--- Begin Supplied data ---
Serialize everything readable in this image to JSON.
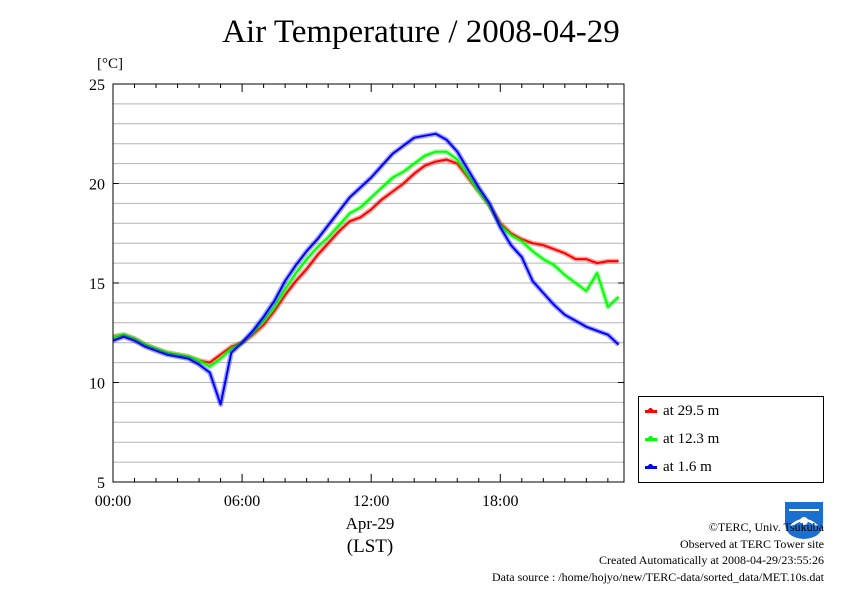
{
  "title": "Air Temperature / 2008-04-29",
  "unit_label": "[°C]",
  "x_date_label": "Apr-29",
  "x_axis_label": "(LST)",
  "legend": [
    {
      "label": "at 29.5 m",
      "color": "#ff0000"
    },
    {
      "label": "at 12.3 m",
      "color": "#00ff00"
    },
    {
      "label": "at 1.6 m",
      "color": "#0000ff"
    }
  ],
  "credits": {
    "copyright": "©TERC, Univ. Tsukuba",
    "observed": "Observed at TERC Tower site",
    "created": "Created Automatically at 2008-04-29/23:55:26",
    "source": "Data source : /home/hojyo/new/TERC-data/sorted_data/MET.10s.dat"
  },
  "logo_text": "TERC",
  "chart_data": {
    "type": "line",
    "title": "Air Temperature / 2008-04-29",
    "xlabel": "(LST)",
    "ylabel": "[°C]",
    "xlim": [
      0,
      23.75
    ],
    "ylim": [
      5,
      25
    ],
    "x_ticks": [
      {
        "value": 0,
        "label": "00:00"
      },
      {
        "value": 6,
        "label": "06:00"
      },
      {
        "value": 12,
        "label": "12:00"
      },
      {
        "value": 18,
        "label": "18:00"
      }
    ],
    "y_ticks": [
      5,
      10,
      15,
      20,
      25
    ],
    "grid": true,
    "legend_position": "right",
    "x_hours": [
      0,
      0.5,
      1,
      1.5,
      2,
      2.5,
      3,
      3.5,
      4,
      4.5,
      5,
      5.5,
      6,
      6.5,
      7,
      7.5,
      8,
      8.5,
      9,
      9.5,
      10,
      10.5,
      11,
      11.5,
      12,
      12.5,
      13,
      13.5,
      14,
      14.5,
      15,
      15.5,
      16,
      16.5,
      17,
      17.5,
      18,
      18.5,
      19,
      19.5,
      20,
      20.5,
      21,
      21.5,
      22,
      22.5,
      23,
      23.5
    ],
    "series": [
      {
        "name": "at 29.5 m",
        "color": "#ff0000",
        "values": [
          12.3,
          12.4,
          12.2,
          11.9,
          11.7,
          11.5,
          11.4,
          11.3,
          11.1,
          11.0,
          11.4,
          11.8,
          12.0,
          12.4,
          12.9,
          13.6,
          14.4,
          15.1,
          15.7,
          16.4,
          17.0,
          17.6,
          18.1,
          18.3,
          18.7,
          19.2,
          19.6,
          20.0,
          20.5,
          20.9,
          21.1,
          21.2,
          21.0,
          20.3,
          19.6,
          18.9,
          18.0,
          17.5,
          17.2,
          17.0,
          16.9,
          16.7,
          16.5,
          16.2,
          16.2,
          16.0,
          16.1,
          16.1
        ]
      },
      {
        "name": "at 12.3 m",
        "color": "#00ff00",
        "values": [
          12.3,
          12.4,
          12.2,
          11.9,
          11.7,
          11.5,
          11.4,
          11.3,
          11.1,
          10.8,
          11.2,
          11.7,
          12.0,
          12.5,
          13.1,
          13.8,
          14.7,
          15.5,
          16.2,
          16.8,
          17.3,
          17.9,
          18.5,
          18.8,
          19.3,
          19.8,
          20.3,
          20.6,
          21.0,
          21.4,
          21.6,
          21.6,
          21.2,
          20.4,
          19.6,
          18.9,
          17.9,
          17.4,
          17.1,
          16.6,
          16.2,
          15.9,
          15.4,
          15.0,
          14.6,
          15.5,
          13.8,
          14.3
        ]
      },
      {
        "name": "at 1.6 m",
        "color": "#0000ff",
        "values": [
          12.1,
          12.3,
          12.1,
          11.8,
          11.6,
          11.4,
          11.3,
          11.2,
          10.9,
          10.5,
          8.9,
          11.5,
          12.0,
          12.6,
          13.3,
          14.1,
          15.1,
          15.9,
          16.6,
          17.2,
          17.9,
          18.6,
          19.3,
          19.8,
          20.3,
          20.9,
          21.5,
          21.9,
          22.3,
          22.4,
          22.5,
          22.2,
          21.6,
          20.7,
          19.8,
          19.0,
          17.8,
          16.9,
          16.3,
          15.1,
          14.5,
          13.9,
          13.4,
          13.1,
          12.8,
          12.6,
          12.4,
          11.9
        ]
      }
    ]
  }
}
--- End Supplied data ---
Task statement -> All lines above with "title" in them should be returned.

Solution to this exercise ->
  "title": "Air Temperature / 2008-04-29",
    "title": "Air Temperature / 2008-04-29",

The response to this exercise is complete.